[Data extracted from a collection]
[Start]

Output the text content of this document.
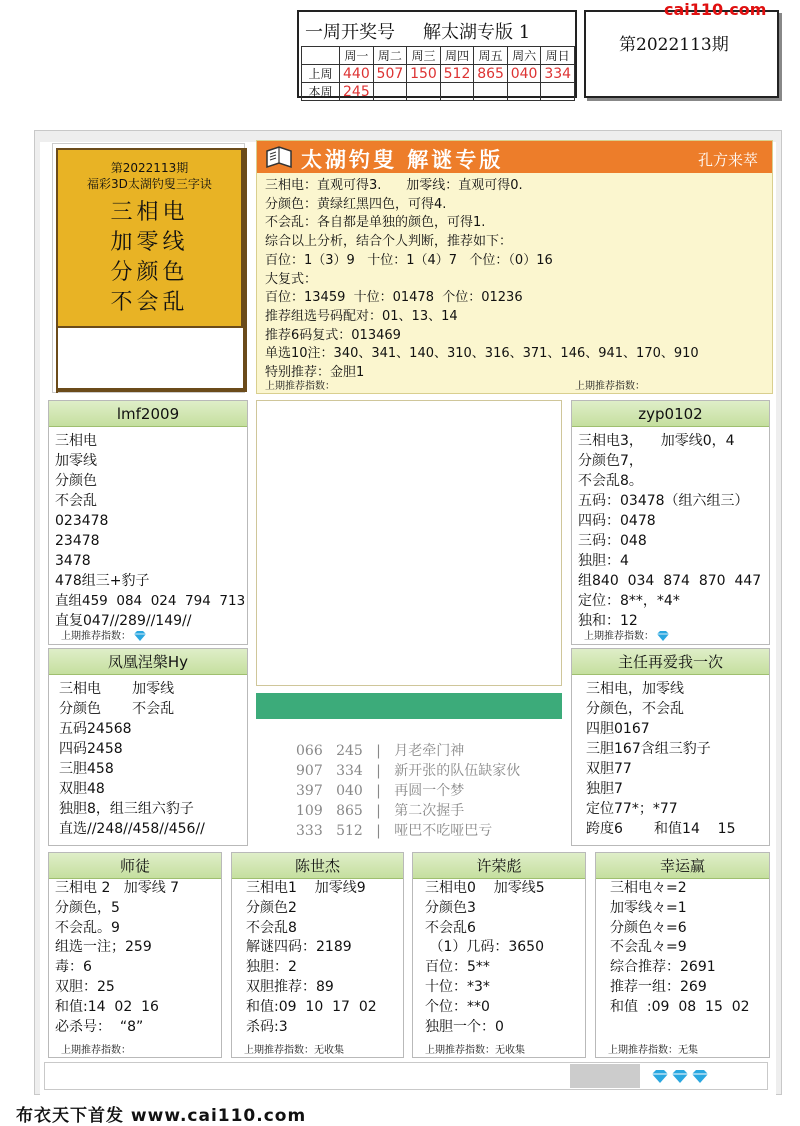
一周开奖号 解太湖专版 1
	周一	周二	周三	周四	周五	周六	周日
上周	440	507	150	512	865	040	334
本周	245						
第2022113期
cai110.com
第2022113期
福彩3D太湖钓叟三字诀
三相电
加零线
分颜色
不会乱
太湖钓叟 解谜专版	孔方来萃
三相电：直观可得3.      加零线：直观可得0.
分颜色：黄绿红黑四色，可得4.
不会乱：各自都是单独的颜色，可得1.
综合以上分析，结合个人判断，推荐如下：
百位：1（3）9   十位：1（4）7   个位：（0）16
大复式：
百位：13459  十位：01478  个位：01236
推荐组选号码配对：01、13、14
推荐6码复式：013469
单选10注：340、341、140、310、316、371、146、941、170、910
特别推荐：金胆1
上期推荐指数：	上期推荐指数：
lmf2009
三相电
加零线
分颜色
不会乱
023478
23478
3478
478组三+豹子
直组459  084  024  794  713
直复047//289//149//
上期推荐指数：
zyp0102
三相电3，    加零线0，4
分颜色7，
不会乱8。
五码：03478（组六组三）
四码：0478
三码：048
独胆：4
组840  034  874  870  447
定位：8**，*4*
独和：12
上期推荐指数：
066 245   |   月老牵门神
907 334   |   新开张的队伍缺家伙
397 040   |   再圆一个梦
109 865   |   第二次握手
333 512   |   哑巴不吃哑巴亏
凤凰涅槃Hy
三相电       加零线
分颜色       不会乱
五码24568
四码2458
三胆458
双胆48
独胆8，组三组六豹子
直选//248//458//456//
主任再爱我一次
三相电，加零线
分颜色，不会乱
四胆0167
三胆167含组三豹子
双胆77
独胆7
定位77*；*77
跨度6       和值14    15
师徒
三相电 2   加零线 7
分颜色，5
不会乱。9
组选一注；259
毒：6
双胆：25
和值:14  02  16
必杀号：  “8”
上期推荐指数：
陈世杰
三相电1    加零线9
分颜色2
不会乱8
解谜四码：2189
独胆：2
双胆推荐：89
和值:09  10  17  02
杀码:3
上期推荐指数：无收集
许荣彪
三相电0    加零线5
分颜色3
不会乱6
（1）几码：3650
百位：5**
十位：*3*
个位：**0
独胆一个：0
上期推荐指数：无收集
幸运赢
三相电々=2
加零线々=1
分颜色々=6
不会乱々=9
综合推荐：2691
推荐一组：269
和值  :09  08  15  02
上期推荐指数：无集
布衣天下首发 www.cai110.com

[End]

◆ SET PROBLEM ◆
Repeat the full listing above exactly, with no pictures in the copy.

◆ FINAL ANSWER ◆
Output the text content of this document.
一周开奖号 解太湖专版 1
	周一	周二	周三	周四	周五	周六	周日
上周	440	507	150	512	865	040	334
本周	245						
第2022113期
cai110.com
第2022113期
福彩3D太湖钓叟三字诀
三相电
加零线
分颜色
不会乱
太湖钓叟 解谜专版	孔方来萃
三相电：直观可得3.      加零线：直观可得0.
分颜色：黄绿红黑四色，可得4.
不会乱：各自都是单独的颜色，可得1.
综合以上分析，结合个人判断，推荐如下：
百位：1（3）9   十位：1（4）7   个位：（0）16
大复式：
百位：13459  十位：01478  个位：01236
推荐组选号码配对：01、13、14
推荐6码复式：013469
单选10注：340、341、140、310、316、371、146、941、170、910
特别推荐：金胆1
上期推荐指数：	上期推荐指数：
lmf2009
三相电
加零线
分颜色
不会乱
023478
23478
3478
478组三+豹子
直组459  084  024  794  713
直复047//289//149//
上期推荐指数：
zyp0102
三相电3，    加零线0，4
分颜色7，
不会乱8。
五码：03478（组六组三）
四码：0478
三码：048
独胆：4
组840  034  874  870  447
定位：8**，*4*
独和：12
上期推荐指数：
066 245   |   月老牵门神
907 334   |   新开张的队伍缺家伙
397 040   |   再圆一个梦
109 865   |   第二次握手
333 512   |   哑巴不吃哑巴亏
凤凰涅槃Hy
三相电       加零线
分颜色       不会乱
五码24568
四码2458
三胆458
双胆48
独胆8，组三组六豹子
直选//248//458//456//
主任再爱我一次
三相电，加零线
分颜色，不会乱
四胆0167
三胆167含组三豹子
双胆77
独胆7
定位77*；*77
跨度6       和值14    15
师徒
三相电 2   加零线 7
分颜色，5
不会乱。9
组选一注；259
毒：6
双胆：25
和值:14  02  16
必杀号：  “8”
上期推荐指数：
陈世杰
三相电1    加零线9
分颜色2
不会乱8
解谜四码：2189
独胆：2
双胆推荐：89
和值:09  10  17  02
杀码:3
上期推荐指数：无收集
许荣彪
三相电0    加零线5
分颜色3
不会乱6
（1）几码：3650
百位：5**
十位：*3*
个位：**0
独胆一个：0
上期推荐指数：无收集
幸运赢
三相电々=2
加零线々=1
分颜色々=6
不会乱々=9
综合推荐：2691
推荐一组：269
和值  :09  08  15  02
上期推荐指数：无集
布衣天下首发 www.cai110.com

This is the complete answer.